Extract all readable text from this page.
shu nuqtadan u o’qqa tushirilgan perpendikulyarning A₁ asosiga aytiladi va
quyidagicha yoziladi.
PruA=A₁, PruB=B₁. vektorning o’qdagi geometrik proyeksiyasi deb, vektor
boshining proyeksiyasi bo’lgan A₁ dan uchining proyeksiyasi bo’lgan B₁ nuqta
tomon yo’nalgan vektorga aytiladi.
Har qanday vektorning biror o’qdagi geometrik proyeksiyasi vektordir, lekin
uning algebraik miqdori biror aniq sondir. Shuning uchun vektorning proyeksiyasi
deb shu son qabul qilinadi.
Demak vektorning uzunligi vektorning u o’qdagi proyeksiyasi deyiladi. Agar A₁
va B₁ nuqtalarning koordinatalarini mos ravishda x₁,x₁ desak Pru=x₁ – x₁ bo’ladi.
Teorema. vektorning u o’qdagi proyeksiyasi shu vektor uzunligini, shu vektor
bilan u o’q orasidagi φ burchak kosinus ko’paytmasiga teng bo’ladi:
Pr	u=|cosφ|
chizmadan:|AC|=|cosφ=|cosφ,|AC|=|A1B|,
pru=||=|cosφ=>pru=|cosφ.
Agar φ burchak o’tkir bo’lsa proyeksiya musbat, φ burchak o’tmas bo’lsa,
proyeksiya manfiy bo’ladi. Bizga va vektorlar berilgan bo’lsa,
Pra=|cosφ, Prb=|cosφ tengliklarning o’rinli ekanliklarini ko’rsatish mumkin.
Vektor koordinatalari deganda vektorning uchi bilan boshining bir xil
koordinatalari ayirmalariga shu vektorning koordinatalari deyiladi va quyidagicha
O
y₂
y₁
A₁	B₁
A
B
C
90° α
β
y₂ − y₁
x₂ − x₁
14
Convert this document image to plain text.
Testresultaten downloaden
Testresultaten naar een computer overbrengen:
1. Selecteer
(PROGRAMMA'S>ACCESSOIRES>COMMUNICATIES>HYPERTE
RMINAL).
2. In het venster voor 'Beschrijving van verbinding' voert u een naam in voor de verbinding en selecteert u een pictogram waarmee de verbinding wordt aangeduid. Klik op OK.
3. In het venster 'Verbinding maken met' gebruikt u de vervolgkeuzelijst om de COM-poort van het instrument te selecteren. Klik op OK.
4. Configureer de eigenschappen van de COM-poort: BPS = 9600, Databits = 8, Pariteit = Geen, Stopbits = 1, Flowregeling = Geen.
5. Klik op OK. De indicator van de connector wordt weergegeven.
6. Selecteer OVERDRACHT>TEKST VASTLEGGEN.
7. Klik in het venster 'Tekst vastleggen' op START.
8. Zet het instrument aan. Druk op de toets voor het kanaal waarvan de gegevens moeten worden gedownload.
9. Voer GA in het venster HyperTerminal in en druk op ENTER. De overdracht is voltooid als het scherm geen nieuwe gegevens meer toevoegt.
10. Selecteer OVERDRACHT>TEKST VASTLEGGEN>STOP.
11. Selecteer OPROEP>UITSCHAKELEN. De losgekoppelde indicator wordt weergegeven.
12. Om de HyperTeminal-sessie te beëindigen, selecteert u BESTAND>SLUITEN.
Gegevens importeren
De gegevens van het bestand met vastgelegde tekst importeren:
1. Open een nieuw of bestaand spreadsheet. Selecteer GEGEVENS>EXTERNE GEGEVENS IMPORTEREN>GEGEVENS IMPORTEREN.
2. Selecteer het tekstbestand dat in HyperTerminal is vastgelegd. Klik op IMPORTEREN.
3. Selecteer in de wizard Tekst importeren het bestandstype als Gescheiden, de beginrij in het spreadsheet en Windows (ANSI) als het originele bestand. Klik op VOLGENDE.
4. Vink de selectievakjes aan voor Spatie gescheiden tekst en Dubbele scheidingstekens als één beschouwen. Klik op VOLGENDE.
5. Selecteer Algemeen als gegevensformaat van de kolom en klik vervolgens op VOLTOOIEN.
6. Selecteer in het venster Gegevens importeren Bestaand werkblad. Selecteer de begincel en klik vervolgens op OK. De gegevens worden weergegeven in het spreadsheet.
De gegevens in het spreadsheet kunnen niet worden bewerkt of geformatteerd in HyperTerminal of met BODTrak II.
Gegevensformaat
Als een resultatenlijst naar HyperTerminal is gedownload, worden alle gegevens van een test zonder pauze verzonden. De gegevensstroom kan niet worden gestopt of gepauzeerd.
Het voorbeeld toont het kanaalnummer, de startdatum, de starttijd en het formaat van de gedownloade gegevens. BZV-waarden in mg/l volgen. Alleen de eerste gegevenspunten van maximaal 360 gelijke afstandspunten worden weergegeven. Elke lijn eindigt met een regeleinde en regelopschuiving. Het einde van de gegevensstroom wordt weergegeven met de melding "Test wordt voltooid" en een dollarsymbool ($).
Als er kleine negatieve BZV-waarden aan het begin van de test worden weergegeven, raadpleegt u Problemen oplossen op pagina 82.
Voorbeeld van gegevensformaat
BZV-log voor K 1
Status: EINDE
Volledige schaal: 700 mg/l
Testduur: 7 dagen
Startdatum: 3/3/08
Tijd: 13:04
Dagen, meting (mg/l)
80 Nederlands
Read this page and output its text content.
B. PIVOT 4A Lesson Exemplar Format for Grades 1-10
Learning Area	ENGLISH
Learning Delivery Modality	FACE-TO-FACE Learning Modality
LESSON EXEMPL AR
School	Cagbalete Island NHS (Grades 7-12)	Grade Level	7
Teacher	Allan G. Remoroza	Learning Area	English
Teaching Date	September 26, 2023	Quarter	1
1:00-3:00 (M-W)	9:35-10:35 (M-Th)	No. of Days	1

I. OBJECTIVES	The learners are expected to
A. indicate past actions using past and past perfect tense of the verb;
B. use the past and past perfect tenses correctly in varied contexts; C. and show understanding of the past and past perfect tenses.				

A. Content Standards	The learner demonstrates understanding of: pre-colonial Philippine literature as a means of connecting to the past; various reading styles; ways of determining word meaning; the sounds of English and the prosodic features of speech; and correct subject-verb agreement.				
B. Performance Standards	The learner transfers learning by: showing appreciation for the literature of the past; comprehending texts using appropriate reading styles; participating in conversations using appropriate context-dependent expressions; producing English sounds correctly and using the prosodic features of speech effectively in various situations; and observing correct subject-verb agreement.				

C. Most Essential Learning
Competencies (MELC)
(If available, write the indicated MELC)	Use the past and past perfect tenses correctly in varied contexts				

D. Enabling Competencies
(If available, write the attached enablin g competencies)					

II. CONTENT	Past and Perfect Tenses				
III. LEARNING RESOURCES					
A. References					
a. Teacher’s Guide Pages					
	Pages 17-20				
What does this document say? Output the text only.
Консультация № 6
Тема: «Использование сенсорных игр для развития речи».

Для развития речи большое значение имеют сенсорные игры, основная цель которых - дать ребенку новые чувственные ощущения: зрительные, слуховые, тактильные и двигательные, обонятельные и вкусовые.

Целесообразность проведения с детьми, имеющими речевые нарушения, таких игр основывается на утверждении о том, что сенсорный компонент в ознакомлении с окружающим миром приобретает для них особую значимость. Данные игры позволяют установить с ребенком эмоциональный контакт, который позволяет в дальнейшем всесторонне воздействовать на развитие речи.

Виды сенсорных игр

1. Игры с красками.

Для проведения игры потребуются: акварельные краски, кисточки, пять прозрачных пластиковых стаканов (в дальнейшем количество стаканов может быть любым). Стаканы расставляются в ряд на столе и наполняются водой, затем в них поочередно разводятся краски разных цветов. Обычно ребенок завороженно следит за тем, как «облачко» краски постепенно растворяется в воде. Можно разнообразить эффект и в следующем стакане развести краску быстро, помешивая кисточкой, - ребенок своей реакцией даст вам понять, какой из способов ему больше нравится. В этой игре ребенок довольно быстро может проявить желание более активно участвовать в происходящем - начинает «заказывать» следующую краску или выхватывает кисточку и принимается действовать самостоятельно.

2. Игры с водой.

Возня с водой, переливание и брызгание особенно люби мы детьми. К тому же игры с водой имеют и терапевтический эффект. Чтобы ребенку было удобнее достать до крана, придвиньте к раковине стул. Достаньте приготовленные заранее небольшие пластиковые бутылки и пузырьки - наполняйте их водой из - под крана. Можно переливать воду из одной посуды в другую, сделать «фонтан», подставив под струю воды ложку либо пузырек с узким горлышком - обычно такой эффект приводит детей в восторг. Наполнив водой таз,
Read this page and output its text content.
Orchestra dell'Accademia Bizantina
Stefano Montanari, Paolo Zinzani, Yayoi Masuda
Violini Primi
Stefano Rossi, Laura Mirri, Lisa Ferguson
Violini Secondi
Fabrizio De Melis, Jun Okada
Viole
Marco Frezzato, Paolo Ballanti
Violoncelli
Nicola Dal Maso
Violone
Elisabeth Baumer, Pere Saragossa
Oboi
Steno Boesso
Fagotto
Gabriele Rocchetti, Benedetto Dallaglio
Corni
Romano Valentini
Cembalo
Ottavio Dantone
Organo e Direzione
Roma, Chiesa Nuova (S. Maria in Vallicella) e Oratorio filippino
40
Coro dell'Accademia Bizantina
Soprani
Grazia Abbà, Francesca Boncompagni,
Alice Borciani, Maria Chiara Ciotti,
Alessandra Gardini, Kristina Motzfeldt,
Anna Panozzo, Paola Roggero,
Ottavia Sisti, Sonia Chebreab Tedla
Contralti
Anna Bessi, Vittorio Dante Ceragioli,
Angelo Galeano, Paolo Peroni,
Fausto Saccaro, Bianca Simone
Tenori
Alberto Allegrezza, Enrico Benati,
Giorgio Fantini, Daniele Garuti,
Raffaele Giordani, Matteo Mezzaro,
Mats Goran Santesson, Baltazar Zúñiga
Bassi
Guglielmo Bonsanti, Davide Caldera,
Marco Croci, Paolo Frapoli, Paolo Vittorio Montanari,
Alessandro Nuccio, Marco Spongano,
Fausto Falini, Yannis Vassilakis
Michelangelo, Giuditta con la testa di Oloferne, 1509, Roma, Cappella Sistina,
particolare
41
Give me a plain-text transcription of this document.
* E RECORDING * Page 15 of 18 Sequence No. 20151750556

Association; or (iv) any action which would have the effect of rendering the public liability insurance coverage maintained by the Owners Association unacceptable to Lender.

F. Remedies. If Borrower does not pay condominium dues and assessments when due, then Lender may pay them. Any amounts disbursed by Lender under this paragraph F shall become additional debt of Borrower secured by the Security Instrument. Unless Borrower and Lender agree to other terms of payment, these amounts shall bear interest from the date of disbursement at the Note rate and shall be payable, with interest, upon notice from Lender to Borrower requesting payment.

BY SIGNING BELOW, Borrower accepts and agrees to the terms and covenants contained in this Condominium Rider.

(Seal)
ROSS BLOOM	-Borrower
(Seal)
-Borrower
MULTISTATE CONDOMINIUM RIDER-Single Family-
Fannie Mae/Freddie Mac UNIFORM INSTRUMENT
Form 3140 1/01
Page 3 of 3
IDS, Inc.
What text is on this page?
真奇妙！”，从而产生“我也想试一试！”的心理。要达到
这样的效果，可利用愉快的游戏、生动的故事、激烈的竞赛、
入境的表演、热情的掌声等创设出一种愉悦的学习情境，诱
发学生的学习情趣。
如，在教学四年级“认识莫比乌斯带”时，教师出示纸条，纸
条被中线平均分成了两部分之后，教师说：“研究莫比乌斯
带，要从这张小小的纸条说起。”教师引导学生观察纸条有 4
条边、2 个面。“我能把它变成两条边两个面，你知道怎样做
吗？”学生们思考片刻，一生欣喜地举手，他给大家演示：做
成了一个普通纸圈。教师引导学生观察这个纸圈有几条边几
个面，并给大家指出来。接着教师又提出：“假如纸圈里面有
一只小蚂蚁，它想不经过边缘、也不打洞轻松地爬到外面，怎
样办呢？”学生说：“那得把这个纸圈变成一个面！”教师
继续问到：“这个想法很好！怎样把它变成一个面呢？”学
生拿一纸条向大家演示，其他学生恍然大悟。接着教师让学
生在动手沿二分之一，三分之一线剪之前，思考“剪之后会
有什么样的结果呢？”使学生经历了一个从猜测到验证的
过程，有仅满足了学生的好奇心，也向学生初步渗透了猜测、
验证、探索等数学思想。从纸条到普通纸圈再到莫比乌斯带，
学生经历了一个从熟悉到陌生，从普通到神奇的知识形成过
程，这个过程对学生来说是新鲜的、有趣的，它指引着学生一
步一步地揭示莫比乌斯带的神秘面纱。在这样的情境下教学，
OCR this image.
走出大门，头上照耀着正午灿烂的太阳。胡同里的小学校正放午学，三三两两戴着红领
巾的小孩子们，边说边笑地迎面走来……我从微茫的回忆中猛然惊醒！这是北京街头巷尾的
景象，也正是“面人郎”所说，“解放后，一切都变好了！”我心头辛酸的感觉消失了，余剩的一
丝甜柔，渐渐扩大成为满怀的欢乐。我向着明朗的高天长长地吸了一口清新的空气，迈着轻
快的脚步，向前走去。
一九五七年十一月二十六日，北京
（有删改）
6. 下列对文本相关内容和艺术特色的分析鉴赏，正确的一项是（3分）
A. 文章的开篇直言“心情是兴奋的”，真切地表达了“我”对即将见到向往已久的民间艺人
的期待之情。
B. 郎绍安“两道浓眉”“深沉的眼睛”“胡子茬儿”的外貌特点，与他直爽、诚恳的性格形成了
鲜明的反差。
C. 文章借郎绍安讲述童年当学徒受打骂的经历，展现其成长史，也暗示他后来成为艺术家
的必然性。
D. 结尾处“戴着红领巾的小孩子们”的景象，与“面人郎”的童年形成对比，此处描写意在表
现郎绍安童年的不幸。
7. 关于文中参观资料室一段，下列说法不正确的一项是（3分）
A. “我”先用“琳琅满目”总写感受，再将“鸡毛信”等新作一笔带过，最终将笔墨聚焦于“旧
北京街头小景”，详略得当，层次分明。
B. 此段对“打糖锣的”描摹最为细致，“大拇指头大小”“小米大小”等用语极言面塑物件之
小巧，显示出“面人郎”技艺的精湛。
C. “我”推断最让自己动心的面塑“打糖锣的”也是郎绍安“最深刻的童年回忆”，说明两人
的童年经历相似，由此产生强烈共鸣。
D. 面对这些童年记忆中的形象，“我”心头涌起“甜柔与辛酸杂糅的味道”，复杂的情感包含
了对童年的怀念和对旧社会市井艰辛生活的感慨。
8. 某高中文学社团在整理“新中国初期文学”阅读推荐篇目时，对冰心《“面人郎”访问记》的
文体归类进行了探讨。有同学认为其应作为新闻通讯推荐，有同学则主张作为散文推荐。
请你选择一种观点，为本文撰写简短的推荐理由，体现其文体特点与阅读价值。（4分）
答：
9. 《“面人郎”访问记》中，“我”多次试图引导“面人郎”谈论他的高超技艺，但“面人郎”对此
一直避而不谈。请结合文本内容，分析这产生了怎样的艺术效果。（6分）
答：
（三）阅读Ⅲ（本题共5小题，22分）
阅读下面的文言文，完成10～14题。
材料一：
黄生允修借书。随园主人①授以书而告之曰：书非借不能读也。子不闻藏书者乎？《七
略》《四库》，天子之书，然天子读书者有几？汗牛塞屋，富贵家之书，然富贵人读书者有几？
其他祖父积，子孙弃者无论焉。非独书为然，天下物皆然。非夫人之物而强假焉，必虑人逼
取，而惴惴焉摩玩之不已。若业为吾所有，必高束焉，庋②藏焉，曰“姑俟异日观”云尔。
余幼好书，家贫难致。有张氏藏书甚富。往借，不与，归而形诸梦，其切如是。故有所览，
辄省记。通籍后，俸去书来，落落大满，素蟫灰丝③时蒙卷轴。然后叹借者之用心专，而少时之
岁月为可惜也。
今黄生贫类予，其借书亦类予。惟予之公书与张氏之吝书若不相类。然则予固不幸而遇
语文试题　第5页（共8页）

· · · ·

WORK TO BE COMPLETED |
State how many lines of the material contain the string "subject", with no other words.

ANSWER TO THE EXERCISE |
2